=== Task brief ===
Copy the data exactly as it appears, and do not include any pictures.
== Extracted records
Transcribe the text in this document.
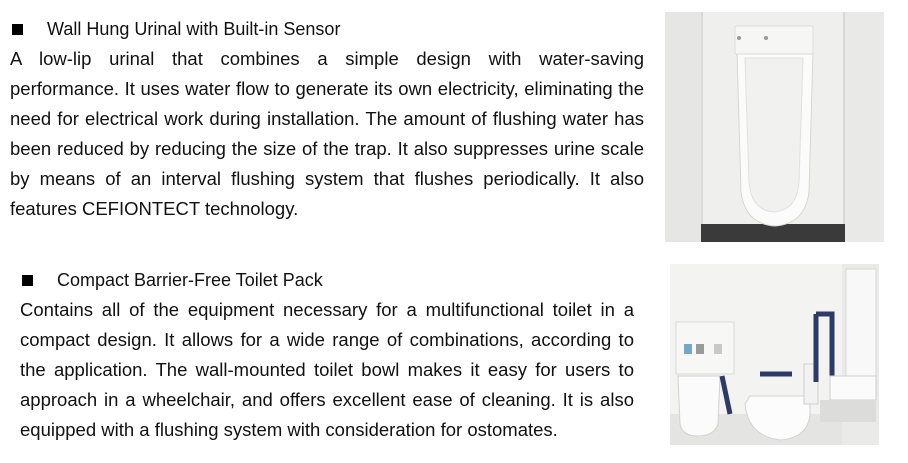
Wall Hung Urinal with Built-in Sensor
A low-lip urinal that combines a simple design with water-saving performance. It uses water flow to generate its own electricity, eliminating the need for electrical work during installation. The amount of flushing water has been reduced by reducing the size of the trap. It also suppresses urine scale by means of an interval flushing system that flushes periodically. It also features CEFIONTECT technology.
Compact Barrier-Free Toilet Pack
Contains all of the equipment necessary for a multifunctional toilet in a compact design. It allows for a wide range of combinations, according to the application. The wall-mounted toilet bowl makes it easy for users to approach in a wheelchair, and offers excellent ease of cleaning. It is also equipped with a flushing system with consideration for ostomates.
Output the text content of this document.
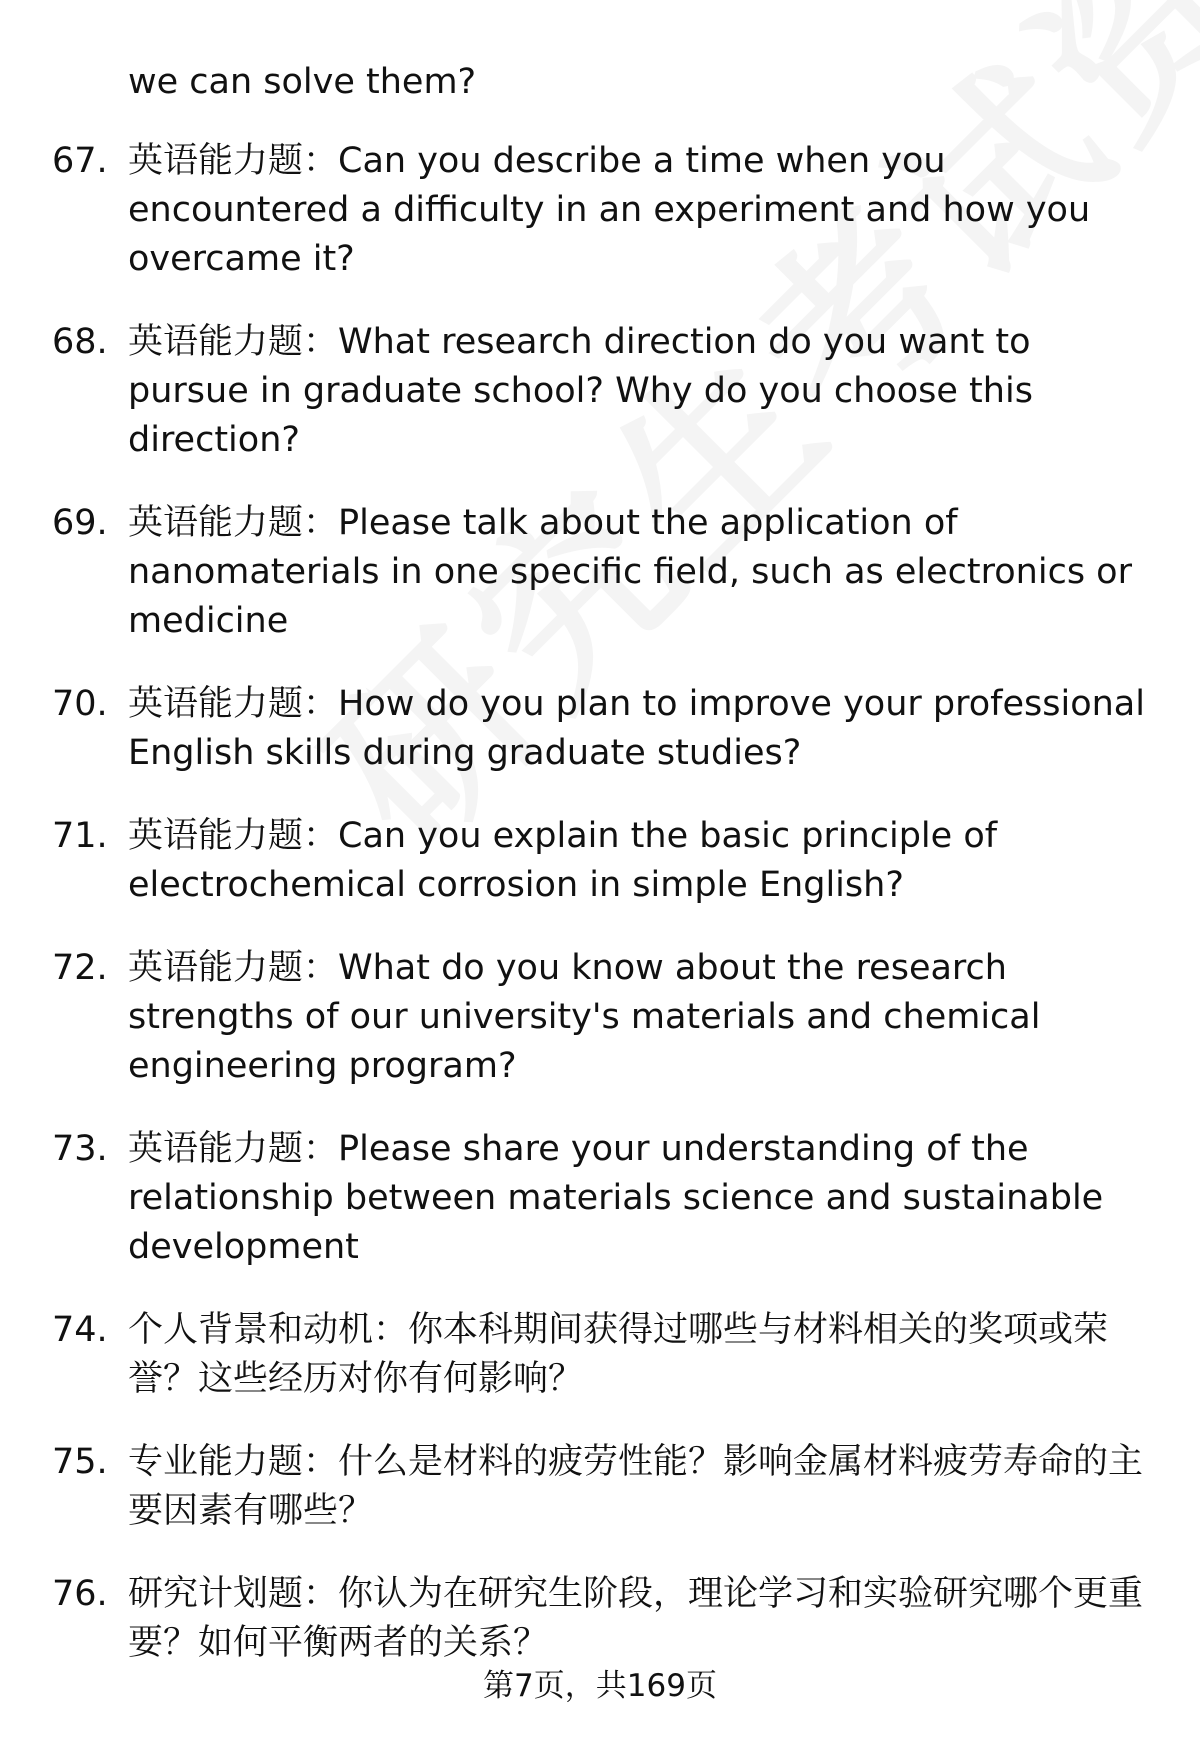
we can solve them?
67. 英语能力题：Can you describe a time when you encountered a difficulty in an experiment and how you overcame it?
68. 英语能力题：What research direction do you want to pursue in graduate school? Why do you choose this direction?
69. 英语能力题：Please talk about the application of nanomaterials in one specific field, such as electronics or medicine
70. 英语能力题：How do you plan to improve your professional English skills during graduate studies?
71. 英语能力题：Can you explain the basic principle of electrochemical corrosion in simple English?
72. 英语能力题：What do you know about the research strengths of our university's materials and chemical engineering program?
73. 英语能力题：Please share your understanding of the relationship between materials science and sustainable development
74. 个人背景和动机：你本科期间获得过哪些与材料相关的奖项或荣誉？这些经历对你有何影响？
75. 专业能力题：什么是材料的疲劳性能？影响金属材料疲劳寿命的主要因素有哪些？
76. 研究计划题：你认为在研究生阶段，理论学习和实验研究哪个更重要？如何平衡两者的关系？
第7页，共169页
====
=== Exercise answer ===
Transcribe the text in this document.
Wall Hung Urinal with Built-in Sensor
A low-lip urinal that combines a simple design with water-saving performance. It uses water flow to generate its own electricity, eliminating the need for electrical work during installation. The amount of flushing water has been reduced by reducing the size of the trap. It also suppresses urine scale by means of an interval flushing system that flushes periodically. It also features CEFIONTECT technology.
Compact Barrier-Free Toilet Pack
Contains all of the equipment necessary for a multifunctional toilet in a compact design. It allows for a wide range of combinations, according to the application. The wall-mounted toilet bowl makes it easy for users to approach in a wheelchair, and offers excellent ease of cleaning. It is also equipped with a flushing system with consideration for ostomates.
Output the text content of this document.
we can solve them?
67. 英语能力题：Can you describe a time when you encountered a difficulty in an experiment and how you overcame it?
68. 英语能力题：What research direction do you want to pursue in graduate school? Why do you choose this direction?
69. 英语能力题：Please talk about the application of nanomaterials in one specific field, such as electronics or medicine
70. 英语能力题：How do you plan to improve your professional English skills during graduate studies?
71. 英语能力题：Can you explain the basic principle of electrochemical corrosion in simple English?
72. 英语能力题：What do you know about the research strengths of our university's materials and chemical engineering program?
73. 英语能力题：Please share your understanding of the relationship between materials science and sustainable development
74. 个人背景和动机：你本科期间获得过哪些与材料相关的奖项或荣誉？这些经历对你有何影响？
75. 专业能力题：什么是材料的疲劳性能？影响金属材料疲劳寿命的主要因素有哪些？
76. 研究计划题：你认为在研究生阶段，理论学习和实验研究哪个更重要？如何平衡两者的关系？
第7页，共169页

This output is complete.